ENTRIES SUPPLIED:
>>

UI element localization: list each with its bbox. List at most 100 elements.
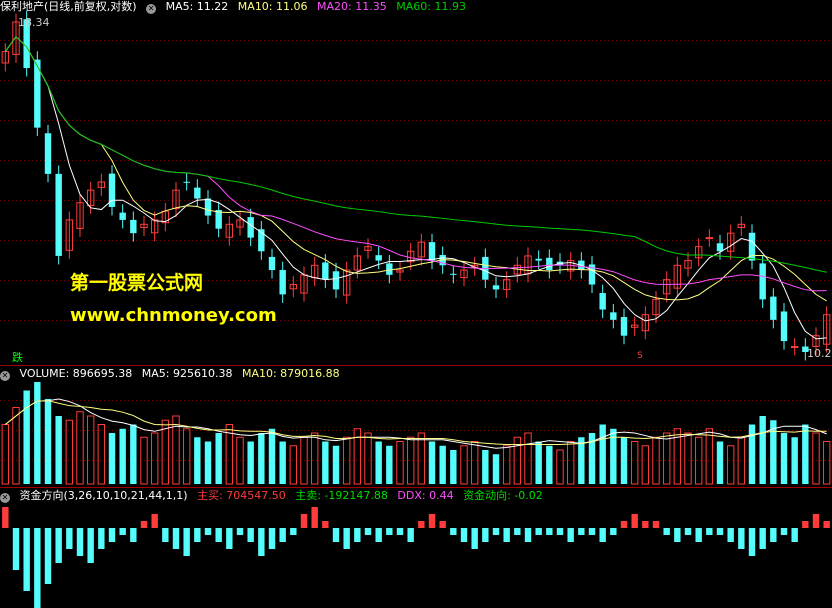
fund-flow-bar [130,528,137,542]
fund-flow-bar [663,528,670,535]
volume-bar [726,445,735,485]
volume-bar [439,445,446,484]
candle-body [780,311,788,342]
volume-bar [55,416,62,484]
main-buy-label: 主买: 704547.50 [197,489,286,502]
volume-bar [76,411,84,485]
candle-body [535,258,542,261]
fund-flow-bar [674,528,681,542]
fund-flow-bar [236,528,244,535]
ddx-label: DDX: 0.44 [397,489,454,502]
fund-flow-bar [631,514,638,528]
sell-signal-mark: S [637,351,643,361]
volume-bar [428,441,436,484]
stock-title[interactable]: 保利地产(日线,前复权,对数) [0,0,137,13]
fund-flow-bar [716,528,724,535]
fund-flow-bar [770,528,777,542]
fund-flow-bar [226,528,233,549]
fund-flow-bar [578,528,585,535]
volume-bar [12,407,20,485]
volume-bar [450,450,457,484]
volume-bar [684,432,692,485]
volume-bar [247,441,254,484]
fund-flow-bar [183,528,190,556]
volume-bar [417,432,426,485]
settings-icon[interactable]: ✕ [146,4,157,14]
fund-flow-bar [812,514,820,528]
ma10-label: MA10: 11.06 [237,0,308,13]
fund-flow-bar [503,528,510,542]
fund-flow-bar [300,514,308,528]
fund-flow-bar [332,528,340,542]
fund-flow-bar [140,521,148,528]
fund-flow-bar [258,528,265,556]
volume-bar [524,432,532,485]
volume-bar [268,428,276,484]
fund-flow-bar [23,528,30,591]
volume-bar [780,433,788,484]
fund-flow-bar [738,528,745,549]
volume-bar [364,432,372,485]
fund-flow-bar [802,521,809,528]
volume-bar [641,445,650,485]
candle-body [620,317,628,336]
volume-bar [375,441,382,484]
high-price-label: 18.34 [18,16,50,29]
ma10-line [4,35,827,302]
fund-flow-bar [290,528,297,535]
candle-body [44,133,52,174]
candle-body [279,270,286,295]
fund-flow-bar [343,528,350,549]
volume-bar [502,445,511,485]
fund-flow-bar [418,521,425,528]
volume-bar [492,454,500,484]
fund-flow-bar [450,528,457,535]
fund-flow-bar [396,528,404,535]
fund-flow-bar [55,528,62,563]
fund-flow-bar [546,528,553,535]
volume-bar [460,445,468,485]
fund-flow-label: 资金动向: -0.02 [463,489,543,502]
volume-bar [482,450,489,484]
candle-body [599,293,606,310]
volume-bar [386,445,393,484]
fund-flow-bar [610,528,617,535]
fund-flow-bar [524,528,532,542]
settings-icon[interactable]: ✕ [0,493,10,503]
settings-icon[interactable]: ✕ [0,371,10,381]
volume-bar [150,432,159,485]
watermark-url: www.chnmoney.com [70,305,277,326]
fund-flow-bar [66,528,73,549]
volume-bar [86,415,95,485]
volume-bar [812,432,820,485]
fund-flow-bar [695,528,702,542]
fund-flow-bar [268,528,276,549]
candle-body [790,346,799,349]
candle-body [322,262,329,280]
volume-bar [662,432,671,485]
volume-bar [578,437,585,484]
fund-flow-bar [375,528,382,542]
ma20-label: MA20: 11.35 [317,0,387,13]
fund-flow-bar [172,528,180,549]
volume-bar [204,441,212,484]
fund-flow-bar [823,521,830,528]
ma60-label: MA60: 11.93 [396,0,466,13]
candle-body [428,242,436,261]
volume-bar [322,441,329,484]
fund-flow-bar [588,528,596,535]
watermark-title: 第一股票公式网 [70,272,204,294]
fund-flow-bar [12,528,20,570]
volume-bar [194,437,201,484]
fund-flow-bar [162,528,169,542]
volume-bar [119,428,126,484]
volume-panel-header: ✕ VOLUME: 896695.38 MA5: 925610.38 MA10:… [0,367,346,381]
volume-bar [44,399,52,484]
candle-body [194,187,201,199]
down-signal-label: 跌 [12,351,23,364]
volume-label: VOLUME: 896695.38 [19,367,133,380]
fund-flow-bar [706,528,713,535]
candle-body [705,237,714,240]
volume-bar [130,424,137,484]
fund-flow-bar [652,521,660,528]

<<

REQUEST:
Could you return, unchanged, the lines above from the one containing "fund-flow-bar [130,528,137,542]" through the one containing "ma10-line [4,35,827,302]", including both?

RESPONSE TO THIS EXERCISE:
fund-flow-bar [130,528,137,542]
fund-flow-bar [663,528,670,535]
volume-bar [726,445,735,485]
volume-bar [439,445,446,484]
candle-body [780,311,788,342]
volume-bar [55,416,62,484]
main-buy-label: 主买: 704547.50 [197,489,286,502]
volume-bar [76,411,84,485]
candle-body [535,258,542,261]
fund-flow-bar [674,528,681,542]
fund-flow-bar [236,528,244,535]
ddx-label: DDX: 0.44 [397,489,454,502]
fund-flow-bar [631,514,638,528]
sell-signal-mark: S [637,351,643,361]
volume-bar [428,441,436,484]
stock-title[interactable]: 保利地产(日线,前复权,对数) [0,0,137,13]
fund-flow-bar [716,528,724,535]
fund-flow-bar [770,528,777,542]
fund-flow-bar [226,528,233,549]
fund-flow-bar [578,528,585,535]
volume-bar [12,407,20,485]
volume-bar [450,450,457,484]
volume-bar [684,432,692,485]
volume-bar [247,441,254,484]
fund-flow-bar [183,528,190,556]
volume-bar [417,432,426,485]
settings-icon[interactable]: ✕ [146,4,157,14]
fund-flow-bar [812,514,820,528]
ma10-label: MA10: 11.06 [237,0,308,13]
fund-flow-bar [503,528,510,542]
fund-flow-bar [300,514,308,528]
fund-flow-bar [332,528,340,542]
fund-flow-bar [140,521,148,528]
fund-flow-bar [258,528,265,556]
volume-bar [524,432,532,485]
volume-bar [268,428,276,484]
fund-flow-bar [23,528,30,591]
volume-bar [780,433,788,484]
fund-flow-bar [738,528,745,549]
volume-bar [364,432,372,485]
fund-flow-bar [802,521,809,528]
volume-bar [641,445,650,485]
candle-body [620,317,628,336]
volume-bar [375,441,382,484]
high-price-label: 18.34 [18,16,50,29]
ma10-line [4,35,827,302]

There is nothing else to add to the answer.